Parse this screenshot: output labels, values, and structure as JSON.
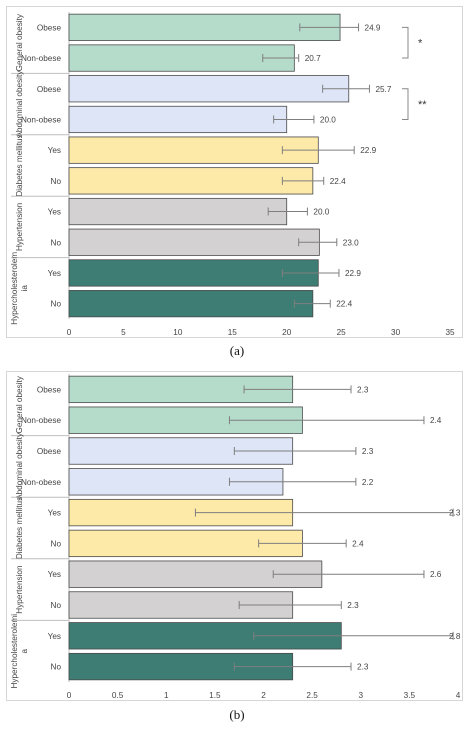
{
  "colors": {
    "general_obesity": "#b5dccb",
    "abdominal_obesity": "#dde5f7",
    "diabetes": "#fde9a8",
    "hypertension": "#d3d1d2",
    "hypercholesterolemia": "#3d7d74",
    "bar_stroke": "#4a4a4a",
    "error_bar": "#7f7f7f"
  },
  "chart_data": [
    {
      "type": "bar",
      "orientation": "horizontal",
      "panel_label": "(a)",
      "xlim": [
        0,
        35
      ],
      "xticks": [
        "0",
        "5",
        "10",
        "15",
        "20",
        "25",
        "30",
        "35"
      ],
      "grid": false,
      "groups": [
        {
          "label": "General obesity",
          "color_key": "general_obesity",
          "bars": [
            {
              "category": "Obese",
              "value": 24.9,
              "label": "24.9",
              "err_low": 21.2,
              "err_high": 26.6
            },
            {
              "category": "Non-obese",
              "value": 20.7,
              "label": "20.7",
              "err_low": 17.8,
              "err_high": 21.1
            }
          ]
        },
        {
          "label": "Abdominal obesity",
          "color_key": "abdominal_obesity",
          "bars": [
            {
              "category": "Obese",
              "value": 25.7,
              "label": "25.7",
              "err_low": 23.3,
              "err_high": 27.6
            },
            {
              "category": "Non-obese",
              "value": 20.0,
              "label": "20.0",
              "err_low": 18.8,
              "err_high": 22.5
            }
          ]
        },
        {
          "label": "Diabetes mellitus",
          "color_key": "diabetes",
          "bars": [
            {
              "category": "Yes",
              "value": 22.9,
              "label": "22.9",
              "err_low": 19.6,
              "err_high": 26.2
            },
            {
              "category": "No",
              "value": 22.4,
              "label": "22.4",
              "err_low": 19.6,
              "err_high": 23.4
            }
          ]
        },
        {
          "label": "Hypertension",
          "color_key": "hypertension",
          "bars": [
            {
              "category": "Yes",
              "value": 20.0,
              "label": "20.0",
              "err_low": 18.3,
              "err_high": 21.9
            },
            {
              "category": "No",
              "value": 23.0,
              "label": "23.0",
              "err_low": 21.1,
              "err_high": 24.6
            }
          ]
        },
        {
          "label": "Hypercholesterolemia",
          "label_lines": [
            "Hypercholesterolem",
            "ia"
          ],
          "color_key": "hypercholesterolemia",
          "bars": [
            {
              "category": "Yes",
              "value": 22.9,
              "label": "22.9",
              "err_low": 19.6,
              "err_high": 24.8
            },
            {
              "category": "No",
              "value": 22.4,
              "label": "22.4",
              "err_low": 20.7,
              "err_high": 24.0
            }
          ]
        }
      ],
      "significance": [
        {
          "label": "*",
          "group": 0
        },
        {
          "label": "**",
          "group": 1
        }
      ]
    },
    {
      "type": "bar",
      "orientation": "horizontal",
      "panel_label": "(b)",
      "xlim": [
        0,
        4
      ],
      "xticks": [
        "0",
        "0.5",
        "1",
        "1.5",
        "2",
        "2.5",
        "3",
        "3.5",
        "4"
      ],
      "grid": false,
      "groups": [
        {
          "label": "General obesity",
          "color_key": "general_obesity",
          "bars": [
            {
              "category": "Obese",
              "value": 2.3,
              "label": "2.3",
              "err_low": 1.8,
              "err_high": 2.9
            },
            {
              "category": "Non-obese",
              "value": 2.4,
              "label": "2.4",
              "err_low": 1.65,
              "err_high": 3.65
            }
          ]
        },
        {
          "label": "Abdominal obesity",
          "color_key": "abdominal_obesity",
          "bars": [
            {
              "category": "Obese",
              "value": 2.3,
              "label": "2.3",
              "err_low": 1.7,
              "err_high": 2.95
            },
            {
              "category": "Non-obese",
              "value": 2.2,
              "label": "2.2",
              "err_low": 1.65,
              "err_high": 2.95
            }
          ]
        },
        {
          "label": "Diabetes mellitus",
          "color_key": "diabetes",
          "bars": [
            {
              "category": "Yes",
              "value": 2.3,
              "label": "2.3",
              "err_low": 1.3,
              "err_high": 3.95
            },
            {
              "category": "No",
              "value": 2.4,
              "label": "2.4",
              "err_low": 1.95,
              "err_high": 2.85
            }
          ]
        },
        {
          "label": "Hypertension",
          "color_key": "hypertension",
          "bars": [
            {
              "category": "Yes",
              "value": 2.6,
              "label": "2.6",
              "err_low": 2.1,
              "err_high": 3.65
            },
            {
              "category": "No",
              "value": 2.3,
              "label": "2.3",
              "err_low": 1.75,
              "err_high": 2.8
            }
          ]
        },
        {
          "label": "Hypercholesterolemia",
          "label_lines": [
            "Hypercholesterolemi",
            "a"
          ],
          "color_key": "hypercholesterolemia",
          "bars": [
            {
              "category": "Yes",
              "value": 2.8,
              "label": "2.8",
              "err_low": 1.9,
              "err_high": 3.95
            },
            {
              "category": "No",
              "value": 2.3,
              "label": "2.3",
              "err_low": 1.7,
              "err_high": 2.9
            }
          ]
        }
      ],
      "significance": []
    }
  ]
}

==

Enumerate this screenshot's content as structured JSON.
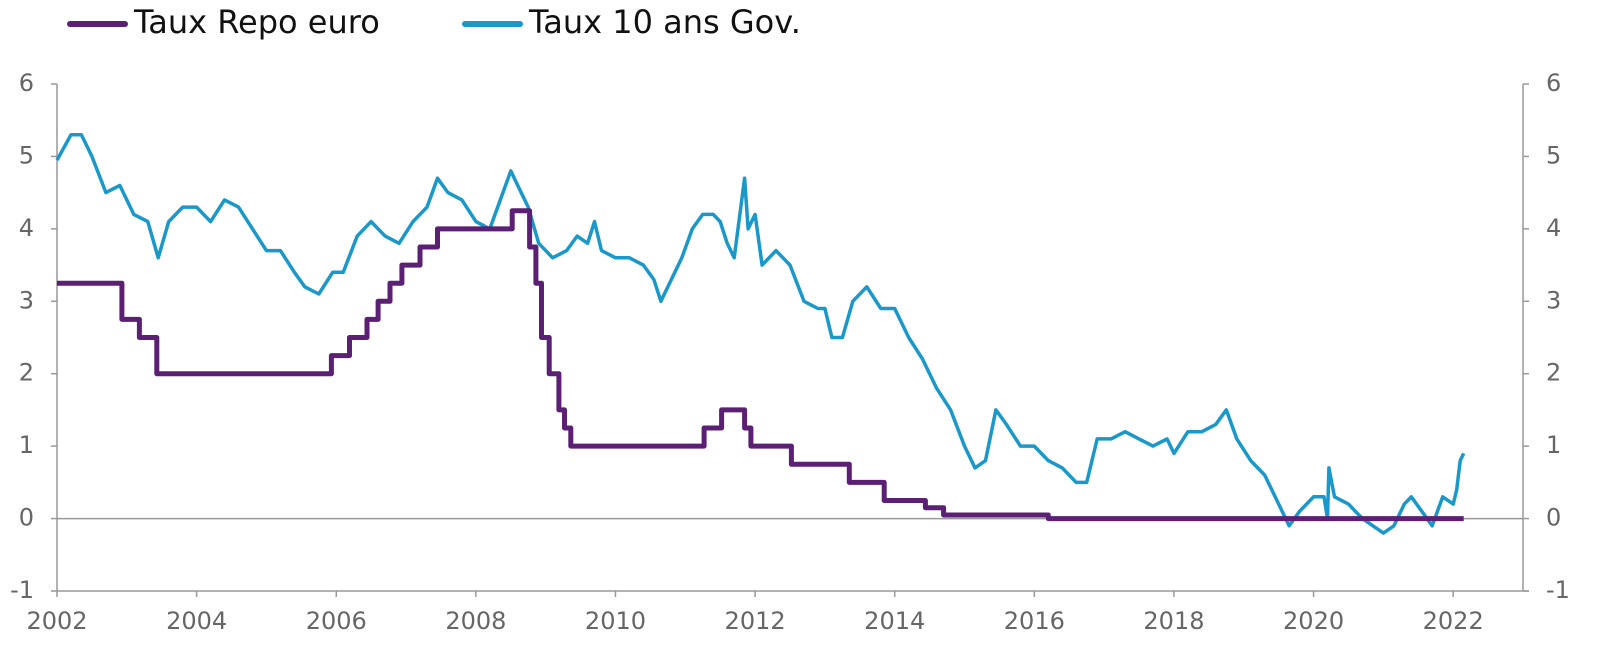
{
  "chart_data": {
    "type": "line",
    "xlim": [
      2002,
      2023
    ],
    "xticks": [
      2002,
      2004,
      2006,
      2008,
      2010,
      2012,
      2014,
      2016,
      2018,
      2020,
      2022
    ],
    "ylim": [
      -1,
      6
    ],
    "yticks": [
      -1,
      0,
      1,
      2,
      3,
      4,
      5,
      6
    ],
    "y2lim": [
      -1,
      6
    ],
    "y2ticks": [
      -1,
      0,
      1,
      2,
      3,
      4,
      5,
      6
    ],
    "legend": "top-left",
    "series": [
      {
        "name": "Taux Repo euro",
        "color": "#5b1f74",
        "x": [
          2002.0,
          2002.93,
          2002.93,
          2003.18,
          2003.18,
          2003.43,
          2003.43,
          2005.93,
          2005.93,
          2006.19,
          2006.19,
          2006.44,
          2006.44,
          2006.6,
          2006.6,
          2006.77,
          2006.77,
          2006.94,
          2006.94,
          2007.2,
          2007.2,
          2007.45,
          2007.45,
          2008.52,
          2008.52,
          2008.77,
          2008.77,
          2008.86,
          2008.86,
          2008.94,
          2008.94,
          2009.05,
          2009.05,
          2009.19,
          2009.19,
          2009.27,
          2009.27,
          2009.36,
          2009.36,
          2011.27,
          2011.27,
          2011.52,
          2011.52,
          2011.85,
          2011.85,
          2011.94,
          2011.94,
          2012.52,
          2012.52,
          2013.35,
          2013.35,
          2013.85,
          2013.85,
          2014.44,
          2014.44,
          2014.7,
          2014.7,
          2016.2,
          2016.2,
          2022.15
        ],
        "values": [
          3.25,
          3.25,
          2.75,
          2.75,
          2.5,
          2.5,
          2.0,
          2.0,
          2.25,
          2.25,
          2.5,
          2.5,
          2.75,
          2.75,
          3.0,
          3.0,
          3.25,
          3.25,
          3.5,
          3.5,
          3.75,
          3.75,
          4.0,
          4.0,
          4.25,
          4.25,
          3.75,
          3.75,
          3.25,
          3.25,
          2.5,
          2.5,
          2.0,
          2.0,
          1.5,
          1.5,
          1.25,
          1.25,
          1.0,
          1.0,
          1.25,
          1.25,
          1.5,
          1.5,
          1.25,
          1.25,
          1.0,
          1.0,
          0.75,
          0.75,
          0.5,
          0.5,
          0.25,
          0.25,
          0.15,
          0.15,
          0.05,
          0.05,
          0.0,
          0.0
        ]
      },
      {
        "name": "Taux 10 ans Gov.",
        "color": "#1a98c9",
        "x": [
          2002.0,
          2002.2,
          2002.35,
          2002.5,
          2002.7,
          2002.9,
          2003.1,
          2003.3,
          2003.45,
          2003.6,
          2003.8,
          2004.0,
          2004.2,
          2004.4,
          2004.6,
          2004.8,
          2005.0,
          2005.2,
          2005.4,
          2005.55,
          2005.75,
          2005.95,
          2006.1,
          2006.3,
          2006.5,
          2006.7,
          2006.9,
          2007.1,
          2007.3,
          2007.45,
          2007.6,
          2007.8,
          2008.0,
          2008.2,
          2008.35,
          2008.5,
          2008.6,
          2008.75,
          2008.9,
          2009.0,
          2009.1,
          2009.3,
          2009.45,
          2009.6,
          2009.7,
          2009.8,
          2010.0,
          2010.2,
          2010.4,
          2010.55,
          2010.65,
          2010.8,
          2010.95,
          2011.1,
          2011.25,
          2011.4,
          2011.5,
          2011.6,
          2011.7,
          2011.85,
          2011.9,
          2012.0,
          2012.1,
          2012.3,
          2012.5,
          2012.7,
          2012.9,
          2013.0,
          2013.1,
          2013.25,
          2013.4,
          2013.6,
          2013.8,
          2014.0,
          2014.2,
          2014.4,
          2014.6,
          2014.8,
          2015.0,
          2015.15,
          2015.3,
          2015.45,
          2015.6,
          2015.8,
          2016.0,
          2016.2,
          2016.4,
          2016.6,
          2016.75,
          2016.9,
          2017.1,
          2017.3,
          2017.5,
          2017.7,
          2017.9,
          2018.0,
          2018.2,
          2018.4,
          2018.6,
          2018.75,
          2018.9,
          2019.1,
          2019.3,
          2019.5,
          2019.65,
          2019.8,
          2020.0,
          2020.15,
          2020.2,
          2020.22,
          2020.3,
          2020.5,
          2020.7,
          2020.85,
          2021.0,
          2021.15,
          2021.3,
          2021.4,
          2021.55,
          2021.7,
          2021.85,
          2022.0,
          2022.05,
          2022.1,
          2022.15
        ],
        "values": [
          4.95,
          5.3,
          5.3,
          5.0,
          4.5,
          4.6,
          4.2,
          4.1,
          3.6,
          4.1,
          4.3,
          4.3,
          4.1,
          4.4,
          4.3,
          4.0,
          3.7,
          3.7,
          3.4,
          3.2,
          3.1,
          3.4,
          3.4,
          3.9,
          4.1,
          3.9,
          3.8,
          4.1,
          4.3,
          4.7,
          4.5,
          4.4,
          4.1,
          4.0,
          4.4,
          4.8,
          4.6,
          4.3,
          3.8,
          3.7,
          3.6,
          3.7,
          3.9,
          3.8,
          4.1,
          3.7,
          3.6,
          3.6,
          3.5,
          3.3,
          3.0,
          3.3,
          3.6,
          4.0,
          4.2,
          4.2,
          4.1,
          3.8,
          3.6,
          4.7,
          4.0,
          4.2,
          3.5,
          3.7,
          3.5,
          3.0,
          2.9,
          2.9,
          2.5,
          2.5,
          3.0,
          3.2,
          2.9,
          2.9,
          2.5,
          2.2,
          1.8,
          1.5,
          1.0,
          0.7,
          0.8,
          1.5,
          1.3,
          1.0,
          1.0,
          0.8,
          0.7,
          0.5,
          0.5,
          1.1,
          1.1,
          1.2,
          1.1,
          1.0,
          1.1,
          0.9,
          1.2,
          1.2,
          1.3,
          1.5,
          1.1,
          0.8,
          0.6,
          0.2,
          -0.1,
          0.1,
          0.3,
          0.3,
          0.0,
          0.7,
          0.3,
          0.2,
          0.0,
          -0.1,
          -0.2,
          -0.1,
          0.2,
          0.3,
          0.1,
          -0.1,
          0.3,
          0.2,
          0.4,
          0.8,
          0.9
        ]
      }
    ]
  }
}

» **Exercise**
Where a line holds "JSON", copy that line.

» **Solution below**
Parse this screenshot: output labels, values, and structure as JSON.
Enumerate this screenshot's content as structured JSON.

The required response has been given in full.